* START Source records *
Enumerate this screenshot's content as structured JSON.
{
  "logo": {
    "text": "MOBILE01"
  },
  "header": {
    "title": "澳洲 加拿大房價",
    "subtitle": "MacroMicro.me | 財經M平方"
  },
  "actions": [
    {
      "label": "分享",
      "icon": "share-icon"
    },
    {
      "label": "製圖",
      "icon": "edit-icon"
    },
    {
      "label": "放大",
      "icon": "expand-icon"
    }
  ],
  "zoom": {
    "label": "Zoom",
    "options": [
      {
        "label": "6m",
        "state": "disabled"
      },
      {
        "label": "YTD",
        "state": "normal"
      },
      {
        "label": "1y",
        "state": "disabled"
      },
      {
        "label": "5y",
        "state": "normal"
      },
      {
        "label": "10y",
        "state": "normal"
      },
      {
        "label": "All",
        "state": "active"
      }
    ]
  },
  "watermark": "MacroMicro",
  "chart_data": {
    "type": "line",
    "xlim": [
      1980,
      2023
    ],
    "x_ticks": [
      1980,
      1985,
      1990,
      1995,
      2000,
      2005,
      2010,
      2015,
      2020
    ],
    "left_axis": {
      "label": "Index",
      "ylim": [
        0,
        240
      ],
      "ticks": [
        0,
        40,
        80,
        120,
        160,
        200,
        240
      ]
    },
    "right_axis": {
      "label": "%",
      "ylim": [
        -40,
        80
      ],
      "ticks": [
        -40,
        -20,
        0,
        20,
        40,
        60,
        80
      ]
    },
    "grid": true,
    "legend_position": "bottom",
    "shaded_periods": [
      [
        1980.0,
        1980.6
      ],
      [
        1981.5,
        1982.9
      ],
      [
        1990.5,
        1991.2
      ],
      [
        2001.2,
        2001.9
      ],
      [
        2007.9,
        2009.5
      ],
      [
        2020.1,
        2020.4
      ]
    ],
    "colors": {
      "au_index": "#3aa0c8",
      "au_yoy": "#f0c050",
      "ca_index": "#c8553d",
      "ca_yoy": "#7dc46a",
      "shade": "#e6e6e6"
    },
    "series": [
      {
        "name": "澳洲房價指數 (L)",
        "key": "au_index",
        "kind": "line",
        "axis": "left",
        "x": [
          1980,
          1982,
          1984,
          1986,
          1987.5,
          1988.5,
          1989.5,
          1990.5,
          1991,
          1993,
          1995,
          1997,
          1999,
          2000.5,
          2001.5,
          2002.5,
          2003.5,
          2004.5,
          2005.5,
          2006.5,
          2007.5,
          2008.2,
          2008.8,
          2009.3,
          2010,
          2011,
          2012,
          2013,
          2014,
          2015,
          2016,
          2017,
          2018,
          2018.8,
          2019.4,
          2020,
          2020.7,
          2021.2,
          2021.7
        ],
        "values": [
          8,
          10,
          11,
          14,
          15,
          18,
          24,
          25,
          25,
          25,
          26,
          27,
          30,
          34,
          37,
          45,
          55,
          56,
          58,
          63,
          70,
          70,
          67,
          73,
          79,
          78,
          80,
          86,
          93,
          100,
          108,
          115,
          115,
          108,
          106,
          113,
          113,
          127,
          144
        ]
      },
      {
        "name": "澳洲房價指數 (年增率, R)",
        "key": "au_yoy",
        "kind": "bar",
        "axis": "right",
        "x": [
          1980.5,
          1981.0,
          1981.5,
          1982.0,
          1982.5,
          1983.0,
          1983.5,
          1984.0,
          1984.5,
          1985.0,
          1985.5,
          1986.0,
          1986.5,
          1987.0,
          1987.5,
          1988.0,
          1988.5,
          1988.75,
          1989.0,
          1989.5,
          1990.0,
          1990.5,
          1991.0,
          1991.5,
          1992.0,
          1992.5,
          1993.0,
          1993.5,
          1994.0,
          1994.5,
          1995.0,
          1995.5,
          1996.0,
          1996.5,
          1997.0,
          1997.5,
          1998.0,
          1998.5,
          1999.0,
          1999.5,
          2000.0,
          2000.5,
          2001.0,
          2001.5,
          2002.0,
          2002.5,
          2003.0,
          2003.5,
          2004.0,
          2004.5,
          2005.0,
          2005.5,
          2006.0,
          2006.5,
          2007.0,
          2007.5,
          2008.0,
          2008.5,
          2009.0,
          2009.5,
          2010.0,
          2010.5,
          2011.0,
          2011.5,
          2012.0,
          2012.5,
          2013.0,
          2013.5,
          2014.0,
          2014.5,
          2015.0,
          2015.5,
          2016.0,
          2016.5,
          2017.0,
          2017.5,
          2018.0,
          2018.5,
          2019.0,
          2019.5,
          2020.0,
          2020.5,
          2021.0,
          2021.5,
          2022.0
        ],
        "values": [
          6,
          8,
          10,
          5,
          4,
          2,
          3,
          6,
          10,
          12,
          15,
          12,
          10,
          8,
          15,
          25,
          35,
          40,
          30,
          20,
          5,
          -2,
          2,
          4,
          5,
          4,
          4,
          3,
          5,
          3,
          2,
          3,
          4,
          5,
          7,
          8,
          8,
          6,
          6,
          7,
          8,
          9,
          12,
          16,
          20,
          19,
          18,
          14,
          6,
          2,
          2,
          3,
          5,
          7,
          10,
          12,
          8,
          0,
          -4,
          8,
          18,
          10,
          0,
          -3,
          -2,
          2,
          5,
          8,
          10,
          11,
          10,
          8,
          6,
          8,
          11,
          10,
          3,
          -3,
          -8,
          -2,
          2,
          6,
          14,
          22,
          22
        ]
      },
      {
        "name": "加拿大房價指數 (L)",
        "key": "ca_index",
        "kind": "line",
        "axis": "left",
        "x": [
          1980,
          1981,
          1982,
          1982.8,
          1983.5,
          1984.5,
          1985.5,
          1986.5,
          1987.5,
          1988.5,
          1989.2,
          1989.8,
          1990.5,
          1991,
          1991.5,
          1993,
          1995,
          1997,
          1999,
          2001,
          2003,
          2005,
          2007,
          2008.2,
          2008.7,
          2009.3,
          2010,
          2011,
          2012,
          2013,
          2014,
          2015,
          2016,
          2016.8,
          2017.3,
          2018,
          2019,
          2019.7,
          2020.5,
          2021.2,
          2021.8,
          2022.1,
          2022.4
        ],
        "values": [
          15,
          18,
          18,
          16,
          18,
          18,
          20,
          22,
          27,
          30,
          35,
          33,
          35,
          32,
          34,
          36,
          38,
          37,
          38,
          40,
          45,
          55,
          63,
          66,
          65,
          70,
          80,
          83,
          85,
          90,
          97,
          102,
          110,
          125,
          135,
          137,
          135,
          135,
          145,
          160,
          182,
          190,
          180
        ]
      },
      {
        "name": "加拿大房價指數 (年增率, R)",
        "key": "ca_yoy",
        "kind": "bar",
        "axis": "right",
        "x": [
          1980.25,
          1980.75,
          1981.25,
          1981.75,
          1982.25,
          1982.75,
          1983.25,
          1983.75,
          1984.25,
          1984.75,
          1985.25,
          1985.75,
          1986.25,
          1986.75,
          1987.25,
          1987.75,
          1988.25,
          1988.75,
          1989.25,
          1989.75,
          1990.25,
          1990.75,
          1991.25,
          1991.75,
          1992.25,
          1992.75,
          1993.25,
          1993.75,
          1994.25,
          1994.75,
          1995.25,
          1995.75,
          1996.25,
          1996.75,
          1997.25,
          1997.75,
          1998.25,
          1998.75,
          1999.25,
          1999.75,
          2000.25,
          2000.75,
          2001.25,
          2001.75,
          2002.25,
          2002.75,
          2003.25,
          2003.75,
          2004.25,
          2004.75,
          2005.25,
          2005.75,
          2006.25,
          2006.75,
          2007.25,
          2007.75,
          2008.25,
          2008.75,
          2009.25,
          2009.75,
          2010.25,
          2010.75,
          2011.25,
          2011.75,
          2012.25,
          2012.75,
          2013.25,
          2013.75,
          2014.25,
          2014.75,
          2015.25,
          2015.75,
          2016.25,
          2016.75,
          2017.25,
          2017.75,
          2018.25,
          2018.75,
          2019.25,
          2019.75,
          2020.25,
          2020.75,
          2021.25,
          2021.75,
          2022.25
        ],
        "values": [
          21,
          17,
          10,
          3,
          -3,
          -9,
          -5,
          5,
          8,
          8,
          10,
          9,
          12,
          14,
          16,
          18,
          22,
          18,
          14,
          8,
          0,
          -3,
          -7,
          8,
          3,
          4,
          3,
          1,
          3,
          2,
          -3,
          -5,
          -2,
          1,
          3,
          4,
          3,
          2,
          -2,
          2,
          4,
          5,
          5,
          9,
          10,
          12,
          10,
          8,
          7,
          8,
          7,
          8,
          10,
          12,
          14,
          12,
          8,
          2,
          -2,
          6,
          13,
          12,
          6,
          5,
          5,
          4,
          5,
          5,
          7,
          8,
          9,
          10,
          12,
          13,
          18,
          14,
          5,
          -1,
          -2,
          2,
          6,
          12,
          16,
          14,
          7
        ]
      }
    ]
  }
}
* END Source records *
# Challenge
Among the entries above, identify all lines with "name" and copy them.

# Result of this exercise
        "name": "澳洲房價指數 (L)",
        "name": "澳洲房價指數 (年增率, R)",
        "name": "加拿大房價指數 (L)",
        "name": "加拿大房價指數 (年增率, R)",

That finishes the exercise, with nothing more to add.